▶ PROBLEM STATEMENT
Provide the data again in its entirety, exactly as given.

[Stored data entries]
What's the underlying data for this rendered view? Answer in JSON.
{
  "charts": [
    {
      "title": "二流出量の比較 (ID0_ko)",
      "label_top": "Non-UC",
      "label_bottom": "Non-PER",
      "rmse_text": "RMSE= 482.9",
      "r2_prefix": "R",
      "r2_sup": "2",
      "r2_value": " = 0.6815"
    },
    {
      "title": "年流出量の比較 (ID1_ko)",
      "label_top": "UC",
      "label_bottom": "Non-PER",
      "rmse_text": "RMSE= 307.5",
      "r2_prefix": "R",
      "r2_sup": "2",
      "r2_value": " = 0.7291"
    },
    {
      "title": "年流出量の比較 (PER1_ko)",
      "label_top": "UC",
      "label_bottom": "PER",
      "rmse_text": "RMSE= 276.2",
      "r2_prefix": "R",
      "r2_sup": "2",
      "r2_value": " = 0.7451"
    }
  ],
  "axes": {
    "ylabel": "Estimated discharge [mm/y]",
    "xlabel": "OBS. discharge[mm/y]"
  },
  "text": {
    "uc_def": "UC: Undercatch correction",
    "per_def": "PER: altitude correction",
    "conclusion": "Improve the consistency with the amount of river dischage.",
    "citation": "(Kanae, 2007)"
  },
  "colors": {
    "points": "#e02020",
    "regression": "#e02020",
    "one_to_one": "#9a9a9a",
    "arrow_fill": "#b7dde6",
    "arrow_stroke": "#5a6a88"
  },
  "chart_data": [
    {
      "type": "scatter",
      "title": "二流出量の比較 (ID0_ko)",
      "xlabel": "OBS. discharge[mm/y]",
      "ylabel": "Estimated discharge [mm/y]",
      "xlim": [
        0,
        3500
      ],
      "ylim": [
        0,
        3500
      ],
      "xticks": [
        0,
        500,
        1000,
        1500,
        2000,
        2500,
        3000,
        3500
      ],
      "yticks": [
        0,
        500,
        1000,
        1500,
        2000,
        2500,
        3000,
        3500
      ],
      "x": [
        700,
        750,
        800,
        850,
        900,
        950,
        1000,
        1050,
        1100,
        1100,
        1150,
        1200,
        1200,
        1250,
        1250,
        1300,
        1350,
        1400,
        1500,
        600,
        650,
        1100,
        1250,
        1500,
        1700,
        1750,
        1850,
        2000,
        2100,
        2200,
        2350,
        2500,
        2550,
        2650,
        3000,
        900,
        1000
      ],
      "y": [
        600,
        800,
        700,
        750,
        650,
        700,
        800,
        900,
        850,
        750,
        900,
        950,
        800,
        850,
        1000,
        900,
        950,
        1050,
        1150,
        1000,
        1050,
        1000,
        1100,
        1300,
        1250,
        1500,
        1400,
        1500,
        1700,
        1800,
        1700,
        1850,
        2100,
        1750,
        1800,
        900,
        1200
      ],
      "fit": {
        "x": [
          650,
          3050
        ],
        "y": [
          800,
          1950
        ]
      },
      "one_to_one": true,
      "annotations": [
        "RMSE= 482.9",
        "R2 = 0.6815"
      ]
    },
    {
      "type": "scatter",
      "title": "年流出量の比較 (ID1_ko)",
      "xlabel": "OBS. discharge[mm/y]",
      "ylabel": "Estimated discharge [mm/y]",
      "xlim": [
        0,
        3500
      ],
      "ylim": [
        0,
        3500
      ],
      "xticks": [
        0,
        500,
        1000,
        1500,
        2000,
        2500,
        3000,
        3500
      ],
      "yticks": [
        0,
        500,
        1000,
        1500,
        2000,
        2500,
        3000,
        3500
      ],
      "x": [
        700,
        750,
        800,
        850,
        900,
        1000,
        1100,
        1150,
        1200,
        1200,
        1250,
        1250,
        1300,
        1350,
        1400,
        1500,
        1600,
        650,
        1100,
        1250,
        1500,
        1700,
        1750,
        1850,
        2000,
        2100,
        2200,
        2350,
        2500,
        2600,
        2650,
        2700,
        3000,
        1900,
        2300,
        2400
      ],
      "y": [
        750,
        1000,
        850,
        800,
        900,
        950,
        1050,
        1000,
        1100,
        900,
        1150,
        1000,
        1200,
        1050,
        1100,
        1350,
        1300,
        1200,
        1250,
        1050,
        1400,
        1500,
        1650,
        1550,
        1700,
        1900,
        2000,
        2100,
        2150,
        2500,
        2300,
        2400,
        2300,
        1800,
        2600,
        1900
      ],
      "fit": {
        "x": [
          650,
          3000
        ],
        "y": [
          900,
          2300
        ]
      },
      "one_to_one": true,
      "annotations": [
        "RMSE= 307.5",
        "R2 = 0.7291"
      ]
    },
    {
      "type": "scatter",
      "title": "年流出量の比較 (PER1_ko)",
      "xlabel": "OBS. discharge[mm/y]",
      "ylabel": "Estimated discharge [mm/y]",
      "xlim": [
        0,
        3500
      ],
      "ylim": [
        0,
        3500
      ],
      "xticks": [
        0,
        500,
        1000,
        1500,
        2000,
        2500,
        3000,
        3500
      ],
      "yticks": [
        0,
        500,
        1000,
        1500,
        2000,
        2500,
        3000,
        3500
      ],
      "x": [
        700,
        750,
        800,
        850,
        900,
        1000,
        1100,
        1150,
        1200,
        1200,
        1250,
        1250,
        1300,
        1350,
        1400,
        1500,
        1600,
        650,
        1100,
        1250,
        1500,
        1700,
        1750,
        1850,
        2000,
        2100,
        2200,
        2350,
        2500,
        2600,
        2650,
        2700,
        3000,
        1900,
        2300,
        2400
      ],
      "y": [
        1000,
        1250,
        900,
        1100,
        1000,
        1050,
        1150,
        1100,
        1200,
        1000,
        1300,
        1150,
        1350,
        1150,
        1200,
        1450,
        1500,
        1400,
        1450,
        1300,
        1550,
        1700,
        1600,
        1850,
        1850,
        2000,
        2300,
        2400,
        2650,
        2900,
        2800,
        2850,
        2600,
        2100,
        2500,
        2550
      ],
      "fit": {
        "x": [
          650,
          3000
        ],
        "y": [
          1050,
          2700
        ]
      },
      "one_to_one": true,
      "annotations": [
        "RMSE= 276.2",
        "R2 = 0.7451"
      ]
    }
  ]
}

▶ OUTPUT FOR THIS EXERCISE
What's the underlying data for this rendered view? Answer in JSON.
{
  "charts": [
    {
      "title": "二流出量の比較 (ID0_ko)",
      "label_top": "Non-UC",
      "label_bottom": "Non-PER",
      "rmse_text": "RMSE= 482.9",
      "r2_prefix": "R",
      "r2_sup": "2",
      "r2_value": " = 0.6815"
    },
    {
      "title": "年流出量の比較 (ID1_ko)",
      "label_top": "UC",
      "label_bottom": "Non-PER",
      "rmse_text": "RMSE= 307.5",
      "r2_prefix": "R",
      "r2_sup": "2",
      "r2_value": " = 0.7291"
    },
    {
      "title": "年流出量の比較 (PER1_ko)",
      "label_top": "UC",
      "label_bottom": "PER",
      "rmse_text": "RMSE= 276.2",
      "r2_prefix": "R",
      "r2_sup": "2",
      "r2_value": " = 0.7451"
    }
  ],
  "axes": {
    "ylabel": "Estimated discharge [mm/y]",
    "xlabel": "OBS. discharge[mm/y]"
  },
  "text": {
    "uc_def": "UC: Undercatch correction",
    "per_def": "PER: altitude correction",
    "conclusion": "Improve the consistency with the amount of river dischage.",
    "citation": "(Kanae, 2007)"
  },
  "colors": {
    "points": "#e02020",
    "regression": "#e02020",
    "one_to_one": "#9a9a9a",
    "arrow_fill": "#b7dde6",
    "arrow_stroke": "#5a6a88"
  },
  "chart_data": [
    {
      "type": "scatter",
      "title": "二流出量の比較 (ID0_ko)",
      "xlabel": "OBS. discharge[mm/y]",
      "ylabel": "Estimated discharge [mm/y]",
      "xlim": [
        0,
        3500
      ],
      "ylim": [
        0,
        3500
      ],
      "xticks": [
        0,
        500,
        1000,
        1500,
        2000,
        2500,
        3000,
        3500
      ],
      "yticks": [
        0,
        500,
        1000,
        1500,
        2000,
        2500,
        3000,
        3500
      ],
      "x": [
        700,
        750,
        800,
        850,
        900,
        950,
        1000,
        1050,
        1100,
        1100,
        1150,
        1200,
        1200,
        1250,
        1250,
        1300,
        1350,
        1400,
        1500,
        600,
        650,
        1100,
        1250,
        1500,
        1700,
        1750,
        1850,
        2000,
        2100,
        2200,
        2350,
        2500,
        2550,
        2650,
        3000,
        900,
        1000
      ],
      "y": [
        600,
        800,
        700,
        750,
        650,
        700,
        800,
        900,
        850,
        750,
        900,
        950,
        800,
        850,
        1000,
        900,
        950,
        1050,
        1150,
        1000,
        1050,
        1000,
        1100,
        1300,
        1250,
        1500,
        1400,
        1500,
        1700,
        1800,
        1700,
        1850,
        2100,
        1750,
        1800,
        900,
        1200
      ],
      "fit": {
        "x": [
          650,
          3050
        ],
        "y": [
          800,
          1950
        ]
      },
      "one_to_one": true,
      "annotations": [
        "RMSE= 482.9",
        "R2 = 0.6815"
      ]
    },
    {
      "type": "scatter",
      "title": "年流出量の比較 (ID1_ko)",
      "xlabel": "OBS. discharge[mm/y]",
      "ylabel": "Estimated discharge [mm/y]",
      "xlim": [
        0,
        3500
      ],
      "ylim": [
        0,
        3500
      ],
      "xticks": [
        0,
        500,
        1000,
        1500,
        2000,
        2500,
        3000,
        3500
      ],
      "yticks": [
        0,
        500,
        1000,
        1500,
        2000,
        2500,
        3000,
        3500
      ],
      "x": [
        700,
        750,
        800,
        850,
        900,
        1000,
        1100,
        1150,
        1200,
        1200,
        1250,
        1250,
        1300,
        1350,
        1400,
        1500,
        1600,
        650,
        1100,
        1250,
        1500,
        1700,
        1750,
        1850,
        2000,
        2100,
        2200,
        2350,
        2500,
        2600,
        2650,
        2700,
        3000,
        1900,
        2300,
        2400
      ],
      "y": [
        750,
        1000,
        850,
        800,
        900,
        950,
        1050,
        1000,
        1100,
        900,
        1150,
        1000,
        1200,
        1050,
        1100,
        1350,
        1300,
        1200,
        1250,
        1050,
        1400,
        1500,
        1650,
        1550,
        1700,
        1900,
        2000,
        2100,
        2150,
        2500,
        2300,
        2400,
        2300,
        1800,
        2600,
        1900
      ],
      "fit": {
        "x": [
          650,
          3000
        ],
        "y": [
          900,
          2300
        ]
      },
      "one_to_one": true,
      "annotations": [
        "RMSE= 307.5",
        "R2 = 0.7291"
      ]
    },
    {
      "type": "scatter",
      "title": "年流出量の比較 (PER1_ko)",
      "xlabel": "OBS. discharge[mm/y]",
      "ylabel": "Estimated discharge [mm/y]",
      "xlim": [
        0,
        3500
      ],
      "ylim": [
        0,
        3500
      ],
      "xticks": [
        0,
        500,
        1000,
        1500,
        2000,
        2500,
        3000,
        3500
      ],
      "yticks": [
        0,
        500,
        1000,
        1500,
        2000,
        2500,
        3000,
        3500
      ],
      "x": [
        700,
        750,
        800,
        850,
        900,
        1000,
        1100,
        1150,
        1200,
        1200,
        1250,
        1250,
        1300,
        1350,
        1400,
        1500,
        1600,
        650,
        1100,
        1250,
        1500,
        1700,
        1750,
        1850,
        2000,
        2100,
        2200,
        2350,
        2500,
        2600,
        2650,
        2700,
        3000,
        1900,
        2300,
        2400
      ],
      "y": [
        1000,
        1250,
        900,
        1100,
        1000,
        1050,
        1150,
        1100,
        1200,
        1000,
        1300,
        1150,
        1350,
        1150,
        1200,
        1450,
        1500,
        1400,
        1450,
        1300,
        1550,
        1700,
        1600,
        1850,
        1850,
        2000,
        2300,
        2400,
        2650,
        2900,
        2800,
        2850,
        2600,
        2100,
        2500,
        2550
      ],
      "fit": {
        "x": [
          650,
          3000
        ],
        "y": [
          1050,
          2700
        ]
      },
      "one_to_one": true,
      "annotations": [
        "RMSE= 276.2",
        "R2 = 0.7451"
      ]
    }
  ]
}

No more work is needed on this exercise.